Instructions for the task = How many lines in this data contain the string "град"? Reply with the number only.

Recorded information =
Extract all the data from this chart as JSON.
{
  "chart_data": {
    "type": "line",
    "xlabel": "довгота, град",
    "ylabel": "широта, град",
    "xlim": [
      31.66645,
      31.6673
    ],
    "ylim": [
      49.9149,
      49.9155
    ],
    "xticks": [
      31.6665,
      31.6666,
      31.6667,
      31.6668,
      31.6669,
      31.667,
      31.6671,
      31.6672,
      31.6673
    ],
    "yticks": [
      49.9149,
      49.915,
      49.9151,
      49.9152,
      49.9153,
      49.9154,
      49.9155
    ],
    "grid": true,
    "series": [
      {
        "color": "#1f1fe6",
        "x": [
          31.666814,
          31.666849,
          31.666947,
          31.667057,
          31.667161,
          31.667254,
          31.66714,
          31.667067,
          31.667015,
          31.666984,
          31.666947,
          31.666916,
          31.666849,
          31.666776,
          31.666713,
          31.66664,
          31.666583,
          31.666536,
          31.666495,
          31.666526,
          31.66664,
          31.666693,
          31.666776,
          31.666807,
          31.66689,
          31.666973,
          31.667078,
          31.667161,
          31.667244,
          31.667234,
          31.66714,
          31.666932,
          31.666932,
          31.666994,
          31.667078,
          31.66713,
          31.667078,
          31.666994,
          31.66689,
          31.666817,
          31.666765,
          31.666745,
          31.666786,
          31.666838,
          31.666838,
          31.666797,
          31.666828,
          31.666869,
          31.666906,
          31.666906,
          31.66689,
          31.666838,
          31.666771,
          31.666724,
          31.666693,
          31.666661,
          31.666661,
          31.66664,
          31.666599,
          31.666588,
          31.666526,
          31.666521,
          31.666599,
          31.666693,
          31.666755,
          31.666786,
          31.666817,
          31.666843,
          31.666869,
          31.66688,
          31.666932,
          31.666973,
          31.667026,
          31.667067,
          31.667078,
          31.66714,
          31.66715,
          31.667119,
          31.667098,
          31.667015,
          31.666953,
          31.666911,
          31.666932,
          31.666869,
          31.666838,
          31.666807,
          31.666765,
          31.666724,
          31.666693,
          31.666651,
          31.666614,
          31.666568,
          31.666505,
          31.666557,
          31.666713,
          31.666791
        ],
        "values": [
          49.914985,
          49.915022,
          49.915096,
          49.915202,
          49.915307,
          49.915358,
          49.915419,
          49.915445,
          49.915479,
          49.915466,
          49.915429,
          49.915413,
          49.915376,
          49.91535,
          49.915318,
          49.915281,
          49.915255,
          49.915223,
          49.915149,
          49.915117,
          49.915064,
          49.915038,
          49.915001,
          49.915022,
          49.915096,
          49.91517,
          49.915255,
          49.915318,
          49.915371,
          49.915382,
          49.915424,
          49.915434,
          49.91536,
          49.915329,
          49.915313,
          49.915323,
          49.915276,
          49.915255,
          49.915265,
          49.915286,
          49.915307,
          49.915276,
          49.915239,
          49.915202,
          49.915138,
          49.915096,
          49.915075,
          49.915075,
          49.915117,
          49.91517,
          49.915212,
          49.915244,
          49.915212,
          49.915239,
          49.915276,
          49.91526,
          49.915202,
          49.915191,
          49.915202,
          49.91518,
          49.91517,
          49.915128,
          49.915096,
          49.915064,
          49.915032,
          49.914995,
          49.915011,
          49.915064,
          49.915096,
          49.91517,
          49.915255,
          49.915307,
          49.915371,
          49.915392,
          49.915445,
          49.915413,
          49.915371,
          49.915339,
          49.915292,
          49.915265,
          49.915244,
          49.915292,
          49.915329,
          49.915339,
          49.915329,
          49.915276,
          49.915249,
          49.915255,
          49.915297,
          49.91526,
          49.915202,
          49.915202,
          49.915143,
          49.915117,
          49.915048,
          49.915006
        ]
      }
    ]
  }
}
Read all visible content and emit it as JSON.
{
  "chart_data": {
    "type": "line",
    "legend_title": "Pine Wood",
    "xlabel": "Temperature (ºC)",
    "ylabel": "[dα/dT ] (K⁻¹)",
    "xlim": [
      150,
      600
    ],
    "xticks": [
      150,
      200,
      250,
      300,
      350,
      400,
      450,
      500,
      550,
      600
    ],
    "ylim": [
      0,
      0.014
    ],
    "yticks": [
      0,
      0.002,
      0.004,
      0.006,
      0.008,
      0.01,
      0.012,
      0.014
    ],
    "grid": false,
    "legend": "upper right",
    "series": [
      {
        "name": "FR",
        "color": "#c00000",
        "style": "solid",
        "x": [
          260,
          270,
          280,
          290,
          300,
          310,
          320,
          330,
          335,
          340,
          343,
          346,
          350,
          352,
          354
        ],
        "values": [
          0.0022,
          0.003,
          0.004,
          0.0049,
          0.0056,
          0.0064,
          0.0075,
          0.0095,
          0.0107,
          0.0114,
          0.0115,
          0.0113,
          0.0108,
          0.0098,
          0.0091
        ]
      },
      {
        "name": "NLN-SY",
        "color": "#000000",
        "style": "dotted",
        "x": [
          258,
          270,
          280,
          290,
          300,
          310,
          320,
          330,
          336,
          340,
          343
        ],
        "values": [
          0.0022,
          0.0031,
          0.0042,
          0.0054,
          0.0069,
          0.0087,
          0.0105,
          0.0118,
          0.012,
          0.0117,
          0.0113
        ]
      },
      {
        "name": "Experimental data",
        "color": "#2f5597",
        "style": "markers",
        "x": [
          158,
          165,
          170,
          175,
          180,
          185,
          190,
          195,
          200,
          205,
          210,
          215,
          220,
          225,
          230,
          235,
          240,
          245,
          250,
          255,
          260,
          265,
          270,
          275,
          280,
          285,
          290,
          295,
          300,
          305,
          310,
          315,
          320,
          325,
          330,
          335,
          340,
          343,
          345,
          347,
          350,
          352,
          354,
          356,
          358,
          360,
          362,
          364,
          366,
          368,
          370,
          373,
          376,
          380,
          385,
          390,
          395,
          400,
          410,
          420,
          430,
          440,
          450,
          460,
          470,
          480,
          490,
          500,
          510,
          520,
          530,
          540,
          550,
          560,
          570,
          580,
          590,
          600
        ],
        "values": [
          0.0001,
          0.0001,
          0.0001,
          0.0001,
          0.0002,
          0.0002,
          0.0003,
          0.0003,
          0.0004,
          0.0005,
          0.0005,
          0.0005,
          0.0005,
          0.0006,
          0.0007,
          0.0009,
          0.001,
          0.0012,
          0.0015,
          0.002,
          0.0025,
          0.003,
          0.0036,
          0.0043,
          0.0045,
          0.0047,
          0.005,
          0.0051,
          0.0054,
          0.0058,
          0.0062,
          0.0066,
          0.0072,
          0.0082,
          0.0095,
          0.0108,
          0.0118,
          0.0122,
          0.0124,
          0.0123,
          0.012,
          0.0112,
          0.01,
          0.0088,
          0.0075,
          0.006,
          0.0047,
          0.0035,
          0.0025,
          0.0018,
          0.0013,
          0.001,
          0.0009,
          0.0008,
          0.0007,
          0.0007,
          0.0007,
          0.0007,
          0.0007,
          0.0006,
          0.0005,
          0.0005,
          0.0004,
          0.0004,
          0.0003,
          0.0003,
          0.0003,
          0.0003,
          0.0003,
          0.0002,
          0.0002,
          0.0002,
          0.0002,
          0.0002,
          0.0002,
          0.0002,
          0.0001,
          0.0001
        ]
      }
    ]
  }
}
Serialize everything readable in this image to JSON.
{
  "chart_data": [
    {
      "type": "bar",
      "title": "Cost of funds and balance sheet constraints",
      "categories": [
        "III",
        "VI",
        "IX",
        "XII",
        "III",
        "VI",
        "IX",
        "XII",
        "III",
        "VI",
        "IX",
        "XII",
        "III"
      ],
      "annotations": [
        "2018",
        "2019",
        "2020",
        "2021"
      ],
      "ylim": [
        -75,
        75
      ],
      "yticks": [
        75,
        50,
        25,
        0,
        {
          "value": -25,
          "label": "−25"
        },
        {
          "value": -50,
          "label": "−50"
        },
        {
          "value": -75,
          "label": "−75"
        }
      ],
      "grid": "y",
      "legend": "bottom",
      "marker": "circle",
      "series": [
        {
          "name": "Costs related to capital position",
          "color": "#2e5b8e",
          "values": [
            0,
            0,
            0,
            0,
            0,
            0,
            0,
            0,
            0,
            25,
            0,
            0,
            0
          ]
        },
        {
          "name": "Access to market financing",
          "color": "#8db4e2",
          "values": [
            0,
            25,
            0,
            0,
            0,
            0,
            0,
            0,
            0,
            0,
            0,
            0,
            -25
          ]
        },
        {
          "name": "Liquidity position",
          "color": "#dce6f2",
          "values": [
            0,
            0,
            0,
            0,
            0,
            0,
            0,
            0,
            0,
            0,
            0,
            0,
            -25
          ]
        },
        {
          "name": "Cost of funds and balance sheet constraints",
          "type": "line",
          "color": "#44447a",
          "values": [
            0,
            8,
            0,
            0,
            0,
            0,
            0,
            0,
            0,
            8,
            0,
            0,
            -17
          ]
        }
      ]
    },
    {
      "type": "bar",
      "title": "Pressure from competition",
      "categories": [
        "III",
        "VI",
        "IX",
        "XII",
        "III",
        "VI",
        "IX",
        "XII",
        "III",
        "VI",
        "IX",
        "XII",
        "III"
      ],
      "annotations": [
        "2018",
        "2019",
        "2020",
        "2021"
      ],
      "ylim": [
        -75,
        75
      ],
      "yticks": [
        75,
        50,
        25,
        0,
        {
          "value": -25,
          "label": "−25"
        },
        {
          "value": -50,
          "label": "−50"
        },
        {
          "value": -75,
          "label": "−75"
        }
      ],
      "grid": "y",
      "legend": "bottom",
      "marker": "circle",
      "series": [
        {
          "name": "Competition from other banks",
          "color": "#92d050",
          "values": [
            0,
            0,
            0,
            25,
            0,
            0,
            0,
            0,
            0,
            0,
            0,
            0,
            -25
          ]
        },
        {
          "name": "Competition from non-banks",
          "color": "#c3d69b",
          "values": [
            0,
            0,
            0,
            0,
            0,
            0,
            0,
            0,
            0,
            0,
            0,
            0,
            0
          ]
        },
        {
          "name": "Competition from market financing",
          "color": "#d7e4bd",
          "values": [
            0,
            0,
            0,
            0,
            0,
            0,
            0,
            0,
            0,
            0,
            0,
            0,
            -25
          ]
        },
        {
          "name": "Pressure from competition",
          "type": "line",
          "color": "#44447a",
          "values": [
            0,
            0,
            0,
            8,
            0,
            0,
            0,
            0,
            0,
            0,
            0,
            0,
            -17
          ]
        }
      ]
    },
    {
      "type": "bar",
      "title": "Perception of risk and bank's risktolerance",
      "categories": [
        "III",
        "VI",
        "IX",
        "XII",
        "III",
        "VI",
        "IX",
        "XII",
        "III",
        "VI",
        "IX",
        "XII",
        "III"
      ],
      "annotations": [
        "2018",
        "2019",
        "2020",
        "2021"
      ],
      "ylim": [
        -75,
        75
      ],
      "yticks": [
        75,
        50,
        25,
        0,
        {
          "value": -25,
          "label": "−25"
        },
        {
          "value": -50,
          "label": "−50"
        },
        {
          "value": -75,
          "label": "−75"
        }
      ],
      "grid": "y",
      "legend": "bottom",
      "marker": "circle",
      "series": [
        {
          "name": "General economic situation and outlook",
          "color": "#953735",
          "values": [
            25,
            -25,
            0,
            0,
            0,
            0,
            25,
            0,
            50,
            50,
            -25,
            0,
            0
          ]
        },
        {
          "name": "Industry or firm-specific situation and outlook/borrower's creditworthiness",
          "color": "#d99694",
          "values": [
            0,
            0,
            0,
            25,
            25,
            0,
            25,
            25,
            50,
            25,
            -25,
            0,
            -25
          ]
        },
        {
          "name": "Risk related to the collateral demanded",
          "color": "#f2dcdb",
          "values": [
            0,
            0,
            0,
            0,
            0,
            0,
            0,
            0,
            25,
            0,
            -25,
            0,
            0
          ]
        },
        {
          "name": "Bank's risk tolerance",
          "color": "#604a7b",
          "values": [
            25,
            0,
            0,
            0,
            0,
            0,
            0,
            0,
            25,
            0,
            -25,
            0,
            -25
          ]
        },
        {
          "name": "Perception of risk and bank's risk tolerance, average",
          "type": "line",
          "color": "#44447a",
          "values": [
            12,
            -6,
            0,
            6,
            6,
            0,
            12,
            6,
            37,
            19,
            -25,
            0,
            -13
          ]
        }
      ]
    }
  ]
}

Exercise output = 2